=== STATED PROBLEM ===
Check each line of the listing below for the string "true", and copy the ones that have it.

Figure contents as structured data:
## Begin

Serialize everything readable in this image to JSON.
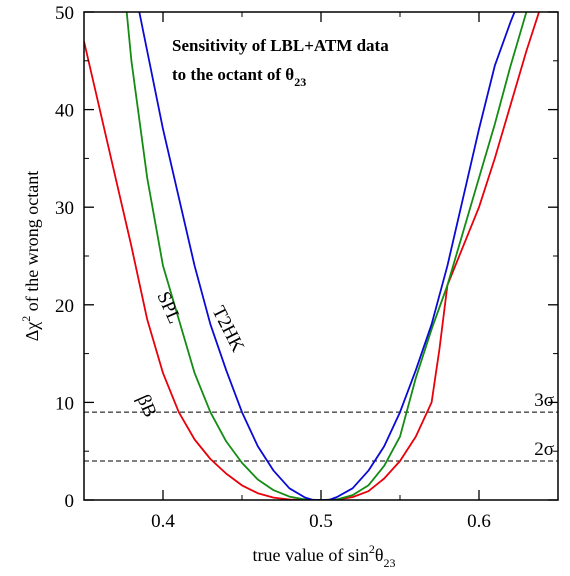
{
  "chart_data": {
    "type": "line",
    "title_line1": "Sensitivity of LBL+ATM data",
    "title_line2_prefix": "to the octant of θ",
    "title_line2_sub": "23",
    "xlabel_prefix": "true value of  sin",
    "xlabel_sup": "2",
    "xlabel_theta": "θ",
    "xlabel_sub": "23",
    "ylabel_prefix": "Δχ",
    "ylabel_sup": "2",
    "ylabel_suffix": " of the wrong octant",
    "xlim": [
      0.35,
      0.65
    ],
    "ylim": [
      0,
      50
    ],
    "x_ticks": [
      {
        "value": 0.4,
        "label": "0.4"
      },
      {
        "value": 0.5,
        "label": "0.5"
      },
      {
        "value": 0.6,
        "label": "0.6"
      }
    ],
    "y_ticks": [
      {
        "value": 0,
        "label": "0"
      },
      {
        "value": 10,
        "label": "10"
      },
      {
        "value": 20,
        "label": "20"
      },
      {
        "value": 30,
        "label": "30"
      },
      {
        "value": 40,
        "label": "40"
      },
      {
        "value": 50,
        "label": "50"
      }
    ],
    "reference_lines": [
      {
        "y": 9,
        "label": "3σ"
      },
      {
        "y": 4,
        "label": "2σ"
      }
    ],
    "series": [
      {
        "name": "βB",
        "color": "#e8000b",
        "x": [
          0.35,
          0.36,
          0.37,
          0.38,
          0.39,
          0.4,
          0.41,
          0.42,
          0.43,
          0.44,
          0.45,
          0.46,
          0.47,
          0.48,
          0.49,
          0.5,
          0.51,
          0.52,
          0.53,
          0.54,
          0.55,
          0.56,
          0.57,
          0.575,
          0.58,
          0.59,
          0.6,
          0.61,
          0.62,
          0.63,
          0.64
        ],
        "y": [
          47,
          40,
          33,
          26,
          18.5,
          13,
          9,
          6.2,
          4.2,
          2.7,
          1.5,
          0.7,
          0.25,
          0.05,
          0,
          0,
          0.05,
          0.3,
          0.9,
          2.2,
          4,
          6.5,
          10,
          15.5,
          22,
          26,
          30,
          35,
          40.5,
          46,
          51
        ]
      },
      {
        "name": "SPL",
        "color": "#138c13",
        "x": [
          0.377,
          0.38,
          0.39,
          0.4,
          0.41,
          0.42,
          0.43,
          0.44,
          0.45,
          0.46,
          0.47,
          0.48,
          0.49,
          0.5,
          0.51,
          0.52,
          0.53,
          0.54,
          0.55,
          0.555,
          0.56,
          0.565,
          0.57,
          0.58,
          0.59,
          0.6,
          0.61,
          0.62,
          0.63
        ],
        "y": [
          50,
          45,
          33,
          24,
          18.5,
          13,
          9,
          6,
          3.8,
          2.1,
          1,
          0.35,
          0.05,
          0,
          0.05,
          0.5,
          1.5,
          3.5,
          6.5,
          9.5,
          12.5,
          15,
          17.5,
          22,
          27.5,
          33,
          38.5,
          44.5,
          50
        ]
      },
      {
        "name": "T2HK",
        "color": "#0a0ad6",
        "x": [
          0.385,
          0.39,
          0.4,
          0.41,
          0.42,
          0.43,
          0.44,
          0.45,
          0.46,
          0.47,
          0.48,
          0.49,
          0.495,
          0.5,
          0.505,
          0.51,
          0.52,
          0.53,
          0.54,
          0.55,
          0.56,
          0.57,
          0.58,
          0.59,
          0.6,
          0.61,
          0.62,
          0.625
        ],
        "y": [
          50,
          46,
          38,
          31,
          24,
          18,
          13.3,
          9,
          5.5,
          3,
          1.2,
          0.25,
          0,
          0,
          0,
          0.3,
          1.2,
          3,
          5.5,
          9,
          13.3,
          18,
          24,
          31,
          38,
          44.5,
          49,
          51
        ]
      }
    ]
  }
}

## End
## Begin

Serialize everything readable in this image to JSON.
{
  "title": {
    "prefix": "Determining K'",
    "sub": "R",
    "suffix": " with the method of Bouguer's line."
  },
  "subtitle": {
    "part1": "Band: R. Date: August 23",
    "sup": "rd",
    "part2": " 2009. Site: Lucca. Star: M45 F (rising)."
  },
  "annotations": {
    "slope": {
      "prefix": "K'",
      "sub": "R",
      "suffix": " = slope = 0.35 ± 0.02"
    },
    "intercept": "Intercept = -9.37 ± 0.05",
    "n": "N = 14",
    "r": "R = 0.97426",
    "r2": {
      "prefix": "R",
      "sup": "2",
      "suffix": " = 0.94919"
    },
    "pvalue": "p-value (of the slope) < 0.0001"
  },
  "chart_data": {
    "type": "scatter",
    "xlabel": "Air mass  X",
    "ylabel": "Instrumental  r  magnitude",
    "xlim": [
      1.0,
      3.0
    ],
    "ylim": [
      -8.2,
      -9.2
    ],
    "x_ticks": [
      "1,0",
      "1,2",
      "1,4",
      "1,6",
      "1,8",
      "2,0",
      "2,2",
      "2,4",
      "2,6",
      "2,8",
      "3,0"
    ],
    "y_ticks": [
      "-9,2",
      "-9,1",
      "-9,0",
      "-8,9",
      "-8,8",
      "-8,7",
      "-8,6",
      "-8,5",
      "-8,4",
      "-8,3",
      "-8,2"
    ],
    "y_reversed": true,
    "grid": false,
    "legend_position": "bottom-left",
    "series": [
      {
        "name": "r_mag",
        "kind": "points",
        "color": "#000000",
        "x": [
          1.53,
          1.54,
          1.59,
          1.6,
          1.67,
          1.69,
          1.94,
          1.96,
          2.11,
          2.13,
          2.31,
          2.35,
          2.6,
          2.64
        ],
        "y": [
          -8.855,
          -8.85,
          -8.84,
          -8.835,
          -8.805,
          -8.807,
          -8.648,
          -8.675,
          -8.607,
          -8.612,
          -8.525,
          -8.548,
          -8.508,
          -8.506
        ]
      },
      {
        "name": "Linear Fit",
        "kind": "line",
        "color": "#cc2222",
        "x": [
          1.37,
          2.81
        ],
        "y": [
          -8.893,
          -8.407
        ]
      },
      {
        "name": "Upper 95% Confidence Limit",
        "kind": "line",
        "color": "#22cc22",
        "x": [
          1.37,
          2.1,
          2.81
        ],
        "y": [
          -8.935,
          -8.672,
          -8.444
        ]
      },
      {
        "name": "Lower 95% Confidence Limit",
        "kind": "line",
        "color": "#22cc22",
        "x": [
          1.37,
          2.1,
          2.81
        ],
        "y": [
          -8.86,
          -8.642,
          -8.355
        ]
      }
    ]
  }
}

## End

=== WORKED SOLUTION ===
    "xlabel_prefix": "true value of  sin",
    "y_reversed": true,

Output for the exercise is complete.